*Stored data*
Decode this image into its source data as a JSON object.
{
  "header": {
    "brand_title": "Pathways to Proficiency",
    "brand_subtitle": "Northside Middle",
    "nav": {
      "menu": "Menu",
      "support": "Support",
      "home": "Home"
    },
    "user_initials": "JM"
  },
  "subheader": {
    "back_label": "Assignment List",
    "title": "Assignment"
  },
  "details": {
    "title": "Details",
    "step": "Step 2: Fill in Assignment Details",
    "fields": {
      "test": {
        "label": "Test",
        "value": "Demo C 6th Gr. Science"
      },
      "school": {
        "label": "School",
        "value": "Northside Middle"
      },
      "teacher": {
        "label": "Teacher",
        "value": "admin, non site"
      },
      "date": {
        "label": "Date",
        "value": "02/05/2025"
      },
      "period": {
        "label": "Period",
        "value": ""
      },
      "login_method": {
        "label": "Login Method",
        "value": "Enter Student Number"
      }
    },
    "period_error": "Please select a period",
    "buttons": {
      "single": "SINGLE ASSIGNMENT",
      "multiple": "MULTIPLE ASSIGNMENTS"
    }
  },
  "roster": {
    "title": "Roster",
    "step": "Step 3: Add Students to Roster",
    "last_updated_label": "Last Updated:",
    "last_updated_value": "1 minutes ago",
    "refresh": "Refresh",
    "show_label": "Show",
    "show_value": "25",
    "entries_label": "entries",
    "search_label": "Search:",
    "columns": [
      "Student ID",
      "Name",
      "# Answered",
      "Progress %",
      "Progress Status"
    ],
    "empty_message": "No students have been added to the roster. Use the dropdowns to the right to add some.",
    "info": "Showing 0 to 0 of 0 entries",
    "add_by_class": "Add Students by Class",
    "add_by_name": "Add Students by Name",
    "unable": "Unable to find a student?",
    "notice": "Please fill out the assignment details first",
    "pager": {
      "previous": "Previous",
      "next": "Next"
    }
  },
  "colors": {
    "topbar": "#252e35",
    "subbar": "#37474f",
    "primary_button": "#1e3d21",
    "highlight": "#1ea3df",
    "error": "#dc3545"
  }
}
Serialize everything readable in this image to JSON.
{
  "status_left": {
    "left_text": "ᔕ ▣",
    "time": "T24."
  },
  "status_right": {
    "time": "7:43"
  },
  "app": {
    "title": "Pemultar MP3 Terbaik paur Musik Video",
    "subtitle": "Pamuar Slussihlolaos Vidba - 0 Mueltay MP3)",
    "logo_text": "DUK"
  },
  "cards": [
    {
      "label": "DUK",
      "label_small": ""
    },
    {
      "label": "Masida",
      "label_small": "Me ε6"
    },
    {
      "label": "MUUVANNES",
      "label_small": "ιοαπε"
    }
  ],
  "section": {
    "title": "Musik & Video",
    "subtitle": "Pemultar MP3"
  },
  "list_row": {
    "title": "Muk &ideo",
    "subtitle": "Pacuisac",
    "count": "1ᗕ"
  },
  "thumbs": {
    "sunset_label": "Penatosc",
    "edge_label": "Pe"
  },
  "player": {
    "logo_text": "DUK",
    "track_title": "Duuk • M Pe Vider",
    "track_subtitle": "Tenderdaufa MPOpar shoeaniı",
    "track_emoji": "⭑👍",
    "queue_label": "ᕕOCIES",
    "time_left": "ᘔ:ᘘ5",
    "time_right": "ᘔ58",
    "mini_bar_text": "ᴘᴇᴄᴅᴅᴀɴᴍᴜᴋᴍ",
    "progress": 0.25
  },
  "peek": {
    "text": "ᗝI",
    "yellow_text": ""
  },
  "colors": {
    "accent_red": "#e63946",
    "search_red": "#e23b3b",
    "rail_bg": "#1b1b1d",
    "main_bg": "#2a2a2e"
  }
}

*WHAT THE TASK REQUIRES*
Output each record precisely as given.

*EXERCISE RESPONSE*
Decode this image into its source data as a JSON object.
{
  "header": {
    "brand_title": "Pathways to Proficiency",
    "brand_subtitle": "Northside Middle",
    "nav": {
      "menu": "Menu",
      "support": "Support",
      "home": "Home"
    },
    "user_initials": "JM"
  },
  "subheader": {
    "back_label": "Assignment List",
    "title": "Assignment"
  },
  "details": {
    "title": "Details",
    "step": "Step 2: Fill in Assignment Details",
    "fields": {
      "test": {
        "label": "Test",
        "value": "Demo C 6th Gr. Science"
      },
      "school": {
        "label": "School",
        "value": "Northside Middle"
      },
      "teacher": {
        "label": "Teacher",
        "value": "admin, non site"
      },
      "date": {
        "label": "Date",
        "value": "02/05/2025"
      },
      "period": {
        "label": "Period",
        "value": ""
      },
      "login_method": {
        "label": "Login Method",
        "value": "Enter Student Number"
      }
    },
    "period_error": "Please select a period",
    "buttons": {
      "single": "SINGLE ASSIGNMENT",
      "multiple": "MULTIPLE ASSIGNMENTS"
    }
  },
  "roster": {
    "title": "Roster",
    "step": "Step 3: Add Students to Roster",
    "last_updated_label": "Last Updated:",
    "last_updated_value": "1 minutes ago",
    "refresh": "Refresh",
    "show_label": "Show",
    "show_value": "25",
    "entries_label": "entries",
    "search_label": "Search:",
    "columns": [
      "Student ID",
      "Name",
      "# Answered",
      "Progress %",
      "Progress Status"
    ],
    "empty_message": "No students have been added to the roster. Use the dropdowns to the right to add some.",
    "info": "Showing 0 to 0 of 0 entries",
    "add_by_class": "Add Students by Class",
    "add_by_name": "Add Students by Name",
    "unable": "Unable to find a student?",
    "notice": "Please fill out the assignment details first",
    "pager": {
      "previous": "Previous",
      "next": "Next"
    }
  },
  "colors": {
    "topbar": "#252e35",
    "subbar": "#37474f",
    "primary_button": "#1e3d21",
    "highlight": "#1ea3df",
    "error": "#dc3545"
  }
}
Serialize everything readable in this image to JSON.
{
  "status_left": {
    "left_text": "ᔕ ▣",
    "time": "T24."
  },
  "status_right": {
    "time": "7:43"
  },
  "app": {
    "title": "Pemultar MP3 Terbaik paur Musik Video",
    "subtitle": "Pamuar Slussihlolaos Vidba - 0 Mueltay MP3)",
    "logo_text": "DUK"
  },
  "cards": [
    {
      "label": "DUK",
      "label_small": ""
    },
    {
      "label": "Masida",
      "label_small": "Me ε6"
    },
    {
      "label": "MUUVANNES",
      "label_small": "ιοαπε"
    }
  ],
  "section": {
    "title": "Musik & Video",
    "subtitle": "Pemultar MP3"
  },
  "list_row": {
    "title": "Muk &ideo",
    "subtitle": "Pacuisac",
    "count": "1ᗕ"
  },
  "thumbs": {
    "sunset_label": "Penatosc",
    "edge_label": "Pe"
  },
  "player": {
    "logo_text": "DUK",
    "track_title": "Duuk • M Pe Vider",
    "track_subtitle": "Tenderdaufa MPOpar shoeaniı",
    "track_emoji": "⭑👍",
    "queue_label": "ᕕOCIES",
    "time_left": "ᘔ:ᘘ5",
    "time_right": "ᘔ58",
    "mini_bar_text": "ᴘᴇᴄᴅᴅᴀɴᴍᴜᴋᴍ",
    "progress": 0.25
  },
  "peek": {
    "text": "ᗝI",
    "yellow_text": ""
  },
  "colors": {
    "accent_red": "#e63946",
    "search_red": "#e23b3b",
    "rail_bg": "#1b1b1d",
    "main_bg": "#2a2a2e"
  }
}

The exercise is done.